(Dataset entries)

-- Start --

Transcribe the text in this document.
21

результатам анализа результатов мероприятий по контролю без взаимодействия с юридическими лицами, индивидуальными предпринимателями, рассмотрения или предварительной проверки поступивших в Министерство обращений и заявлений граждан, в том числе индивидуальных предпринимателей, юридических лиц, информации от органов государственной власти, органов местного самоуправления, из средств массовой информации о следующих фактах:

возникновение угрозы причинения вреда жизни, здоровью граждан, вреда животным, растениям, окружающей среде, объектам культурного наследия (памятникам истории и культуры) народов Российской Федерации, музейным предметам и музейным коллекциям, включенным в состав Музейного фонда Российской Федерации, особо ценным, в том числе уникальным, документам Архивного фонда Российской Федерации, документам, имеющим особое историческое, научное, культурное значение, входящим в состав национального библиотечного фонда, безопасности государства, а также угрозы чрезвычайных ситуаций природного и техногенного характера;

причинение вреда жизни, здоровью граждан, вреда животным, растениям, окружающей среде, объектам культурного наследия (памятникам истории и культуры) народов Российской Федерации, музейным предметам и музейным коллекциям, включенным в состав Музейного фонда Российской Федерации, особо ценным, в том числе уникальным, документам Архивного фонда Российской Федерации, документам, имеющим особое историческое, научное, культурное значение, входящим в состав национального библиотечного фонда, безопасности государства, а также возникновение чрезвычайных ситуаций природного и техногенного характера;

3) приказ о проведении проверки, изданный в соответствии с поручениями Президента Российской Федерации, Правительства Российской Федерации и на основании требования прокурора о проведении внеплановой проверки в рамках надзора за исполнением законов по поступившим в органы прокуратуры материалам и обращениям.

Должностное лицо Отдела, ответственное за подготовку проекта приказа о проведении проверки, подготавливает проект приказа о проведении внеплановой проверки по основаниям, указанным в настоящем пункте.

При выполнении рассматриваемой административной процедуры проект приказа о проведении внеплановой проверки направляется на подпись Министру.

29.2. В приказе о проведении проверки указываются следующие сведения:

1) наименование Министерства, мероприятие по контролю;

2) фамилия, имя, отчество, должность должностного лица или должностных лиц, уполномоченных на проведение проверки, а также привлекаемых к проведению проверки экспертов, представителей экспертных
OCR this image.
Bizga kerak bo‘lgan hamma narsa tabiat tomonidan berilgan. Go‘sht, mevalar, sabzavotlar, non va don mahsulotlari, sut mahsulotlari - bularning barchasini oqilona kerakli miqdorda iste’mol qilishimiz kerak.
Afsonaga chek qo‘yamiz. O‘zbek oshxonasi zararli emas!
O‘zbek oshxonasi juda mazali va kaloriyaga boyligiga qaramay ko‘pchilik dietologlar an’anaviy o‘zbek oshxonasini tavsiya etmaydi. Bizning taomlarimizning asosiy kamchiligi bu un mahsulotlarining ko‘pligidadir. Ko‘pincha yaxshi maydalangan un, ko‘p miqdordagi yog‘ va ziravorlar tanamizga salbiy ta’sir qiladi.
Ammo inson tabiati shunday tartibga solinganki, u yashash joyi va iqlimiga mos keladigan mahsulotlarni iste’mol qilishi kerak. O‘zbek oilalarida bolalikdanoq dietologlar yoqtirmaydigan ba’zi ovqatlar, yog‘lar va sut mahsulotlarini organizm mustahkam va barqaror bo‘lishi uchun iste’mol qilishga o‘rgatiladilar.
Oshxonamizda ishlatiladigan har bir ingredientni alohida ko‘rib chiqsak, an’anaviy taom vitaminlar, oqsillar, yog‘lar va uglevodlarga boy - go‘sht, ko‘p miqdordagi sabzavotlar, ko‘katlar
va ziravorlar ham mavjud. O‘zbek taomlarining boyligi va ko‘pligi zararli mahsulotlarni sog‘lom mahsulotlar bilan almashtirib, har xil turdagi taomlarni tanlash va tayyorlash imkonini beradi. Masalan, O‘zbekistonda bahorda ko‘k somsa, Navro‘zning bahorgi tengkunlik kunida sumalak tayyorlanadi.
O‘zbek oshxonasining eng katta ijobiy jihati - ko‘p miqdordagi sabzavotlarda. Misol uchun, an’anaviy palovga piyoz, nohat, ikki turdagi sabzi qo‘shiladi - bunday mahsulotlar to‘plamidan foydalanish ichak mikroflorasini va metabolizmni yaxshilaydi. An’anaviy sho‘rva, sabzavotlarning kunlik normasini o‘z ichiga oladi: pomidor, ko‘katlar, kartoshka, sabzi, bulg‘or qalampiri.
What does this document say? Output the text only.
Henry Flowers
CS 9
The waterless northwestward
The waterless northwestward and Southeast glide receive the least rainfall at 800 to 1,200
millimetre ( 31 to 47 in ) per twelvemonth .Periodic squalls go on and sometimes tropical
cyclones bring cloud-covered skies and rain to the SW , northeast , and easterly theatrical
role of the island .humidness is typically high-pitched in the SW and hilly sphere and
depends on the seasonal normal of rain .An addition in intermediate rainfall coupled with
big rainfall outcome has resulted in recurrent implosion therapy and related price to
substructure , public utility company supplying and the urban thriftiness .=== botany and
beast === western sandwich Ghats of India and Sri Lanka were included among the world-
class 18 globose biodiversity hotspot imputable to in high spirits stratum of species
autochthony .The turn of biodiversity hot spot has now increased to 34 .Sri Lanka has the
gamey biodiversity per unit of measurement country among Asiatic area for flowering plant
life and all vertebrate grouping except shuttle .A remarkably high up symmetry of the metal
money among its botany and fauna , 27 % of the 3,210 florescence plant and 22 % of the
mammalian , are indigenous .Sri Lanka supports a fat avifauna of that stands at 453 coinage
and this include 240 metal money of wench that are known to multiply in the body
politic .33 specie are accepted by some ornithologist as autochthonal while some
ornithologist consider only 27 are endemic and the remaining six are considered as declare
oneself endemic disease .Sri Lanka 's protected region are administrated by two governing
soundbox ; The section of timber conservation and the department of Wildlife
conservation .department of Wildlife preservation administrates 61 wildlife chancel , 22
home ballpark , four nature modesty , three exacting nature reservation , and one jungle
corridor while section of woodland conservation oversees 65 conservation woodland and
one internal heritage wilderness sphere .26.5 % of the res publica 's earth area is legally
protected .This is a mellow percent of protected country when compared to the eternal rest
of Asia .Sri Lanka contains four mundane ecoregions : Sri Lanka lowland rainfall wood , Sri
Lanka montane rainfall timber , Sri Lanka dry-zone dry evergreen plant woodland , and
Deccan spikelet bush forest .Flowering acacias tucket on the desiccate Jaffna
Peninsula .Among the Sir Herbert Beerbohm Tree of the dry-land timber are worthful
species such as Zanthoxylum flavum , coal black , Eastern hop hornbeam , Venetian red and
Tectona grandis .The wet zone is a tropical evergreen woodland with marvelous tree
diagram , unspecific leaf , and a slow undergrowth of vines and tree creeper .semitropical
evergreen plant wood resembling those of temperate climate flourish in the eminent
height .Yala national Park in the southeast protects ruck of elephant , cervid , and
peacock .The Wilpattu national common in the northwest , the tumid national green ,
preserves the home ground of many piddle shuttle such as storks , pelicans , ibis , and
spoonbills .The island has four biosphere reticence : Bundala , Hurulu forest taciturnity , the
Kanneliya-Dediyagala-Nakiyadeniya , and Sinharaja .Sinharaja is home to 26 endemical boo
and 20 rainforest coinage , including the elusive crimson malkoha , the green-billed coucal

-- End --

Requirement: Quote the whole listing above, leaving nothing out.

Reply to the task:
Transcribe the text in this document.
21

результатам анализа результатов мероприятий по контролю без взаимодействия с юридическими лицами, индивидуальными предпринимателями, рассмотрения или предварительной проверки поступивших в Министерство обращений и заявлений граждан, в том числе индивидуальных предпринимателей, юридических лиц, информации от органов государственной власти, органов местного самоуправления, из средств массовой информации о следующих фактах:

возникновение угрозы причинения вреда жизни, здоровью граждан, вреда животным, растениям, окружающей среде, объектам культурного наследия (памятникам истории и культуры) народов Российской Федерации, музейным предметам и музейным коллекциям, включенным в состав Музейного фонда Российской Федерации, особо ценным, в том числе уникальным, документам Архивного фонда Российской Федерации, документам, имеющим особое историческое, научное, культурное значение, входящим в состав национального библиотечного фонда, безопасности государства, а также угрозы чрезвычайных ситуаций природного и техногенного характера;

причинение вреда жизни, здоровью граждан, вреда животным, растениям, окружающей среде, объектам культурного наследия (памятникам истории и культуры) народов Российской Федерации, музейным предметам и музейным коллекциям, включенным в состав Музейного фонда Российской Федерации, особо ценным, в том числе уникальным, документам Архивного фонда Российской Федерации, документам, имеющим особое историческое, научное, культурное значение, входящим в состав национального библиотечного фонда, безопасности государства, а также возникновение чрезвычайных ситуаций природного и техногенного характера;

3) приказ о проведении проверки, изданный в соответствии с поручениями Президента Российской Федерации, Правительства Российской Федерации и на основании требования прокурора о проведении внеплановой проверки в рамках надзора за исполнением законов по поступившим в органы прокуратуры материалам и обращениям.

Должностное лицо Отдела, ответственное за подготовку проекта приказа о проведении проверки, подготавливает проект приказа о проведении внеплановой проверки по основаниям, указанным в настоящем пункте.

При выполнении рассматриваемой административной процедуры проект приказа о проведении внеплановой проверки направляется на подпись Министру.

29.2. В приказе о проведении проверки указываются следующие сведения:

1) наименование Министерства, мероприятие по контролю;

2) фамилия, имя, отчество, должность должностного лица или должностных лиц, уполномоченных на проведение проверки, а также привлекаемых к проведению проверки экспертов, представителей экспертных
OCR this image.
Bizga kerak bo‘lgan hamma narsa tabiat tomonidan berilgan. Go‘sht, mevalar, sabzavotlar, non va don mahsulotlari, sut mahsulotlari - bularning barchasini oqilona kerakli miqdorda iste’mol qilishimiz kerak.
Afsonaga chek qo‘yamiz. O‘zbek oshxonasi zararli emas!
O‘zbek oshxonasi juda mazali va kaloriyaga boyligiga qaramay ko‘pchilik dietologlar an’anaviy o‘zbek oshxonasini tavsiya etmaydi. Bizning taomlarimizning asosiy kamchiligi bu un mahsulotlarining ko‘pligidadir. Ko‘pincha yaxshi maydalangan un, ko‘p miqdordagi yog‘ va ziravorlar tanamizga salbiy ta’sir qiladi.
Ammo inson tabiati shunday tartibga solinganki, u yashash joyi va iqlimiga mos keladigan mahsulotlarni iste’mol qilishi kerak. O‘zbek oilalarida bolalikdanoq dietologlar yoqtirmaydigan ba’zi ovqatlar, yog‘lar va sut mahsulotlarini organizm mustahkam va barqaror bo‘lishi uchun iste’mol qilishga o‘rgatiladilar.
Oshxonamizda ishlatiladigan har bir ingredientni alohida ko‘rib chiqsak, an’anaviy taom vitaminlar, oqsillar, yog‘lar va uglevodlarga boy - go‘sht, ko‘p miqdordagi sabzavotlar, ko‘katlar
va ziravorlar ham mavjud. O‘zbek taomlarining boyligi va ko‘pligi zararli mahsulotlarni sog‘lom mahsulotlar bilan almashtirib, har xil turdagi taomlarni tanlash va tayyorlash imkonini beradi. Masalan, O‘zbekistonda bahorda ko‘k somsa, Navro‘zning bahorgi tengkunlik kunida sumalak tayyorlanadi.
O‘zbek oshxonasining eng katta ijobiy jihati - ko‘p miqdordagi sabzavotlarda. Misol uchun, an’anaviy palovga piyoz, nohat, ikki turdagi sabzi qo‘shiladi - bunday mahsulotlar to‘plamidan foydalanish ichak mikroflorasini va metabolizmni yaxshilaydi. An’anaviy sho‘rva, sabzavotlarning kunlik normasini o‘z ichiga oladi: pomidor, ko‘katlar, kartoshka, sabzi, bulg‘or qalampiri.
What does this document say? Output the text only.
Henry Flowers
CS 9
The waterless northwestward
The waterless northwestward and Southeast glide receive the least rainfall at 800 to 1,200
millimetre ( 31 to 47 in ) per twelvemonth .Periodic squalls go on and sometimes tropical
cyclones bring cloud-covered skies and rain to the SW , northeast , and easterly theatrical
role of the island .humidness is typically high-pitched in the SW and hilly sphere and
depends on the seasonal normal of rain .An addition in intermediate rainfall coupled with
big rainfall outcome has resulted in recurrent implosion therapy and related price to
substructure , public utility company supplying and the urban thriftiness .=== botany and
beast === western sandwich Ghats of India and Sri Lanka were included among the world-
class 18 globose biodiversity hotspot imputable to in high spirits stratum of species
autochthony .The turn of biodiversity hot spot has now increased to 34 .Sri Lanka has the
gamey biodiversity per unit of measurement country among Asiatic area for flowering plant
life and all vertebrate grouping except shuttle .A remarkably high up symmetry of the metal
money among its botany and fauna , 27 % of the 3,210 florescence plant and 22 % of the
mammalian , are indigenous .Sri Lanka supports a fat avifauna of that stands at 453 coinage
and this include 240 metal money of wench that are known to multiply in the body
politic .33 specie are accepted by some ornithologist as autochthonal while some
ornithologist consider only 27 are endemic and the remaining six are considered as declare
oneself endemic disease .Sri Lanka 's protected region are administrated by two governing
soundbox ; The section of timber conservation and the department of Wildlife
conservation .department of Wildlife preservation administrates 61 wildlife chancel , 22
home ballpark , four nature modesty , three exacting nature reservation , and one jungle
corridor while section of woodland conservation oversees 65 conservation woodland and
one internal heritage wilderness sphere .26.5 % of the res publica 's earth area is legally
protected .This is a mellow percent of protected country when compared to the eternal rest
of Asia .Sri Lanka contains four mundane ecoregions : Sri Lanka lowland rainfall wood , Sri
Lanka montane rainfall timber , Sri Lanka dry-zone dry evergreen plant woodland , and
Deccan spikelet bush forest .Flowering acacias tucket on the desiccate Jaffna
Peninsula .Among the Sir Herbert Beerbohm Tree of the dry-land timber are worthful
species such as Zanthoxylum flavum , coal black , Eastern hop hornbeam , Venetian red and
Tectona grandis .The wet zone is a tropical evergreen woodland with marvelous tree
diagram , unspecific leaf , and a slow undergrowth of vines and tree creeper .semitropical
evergreen plant wood resembling those of temperate climate flourish in the eminent
height .Yala national Park in the southeast protects ruck of elephant , cervid , and
peacock .The Wilpattu national common in the northwest , the tumid national green ,
preserves the home ground of many piddle shuttle such as storks , pelicans , ibis , and
spoonbills .The island has four biosphere reticence : Bundala , Hurulu forest taciturnity , the
Kanneliya-Dediyagala-Nakiyadeniya , and Sinharaja .Sinharaja is home to 26 endemical boo
and 20 rainforest coinage , including the elusive crimson malkoha , the green-billed coucal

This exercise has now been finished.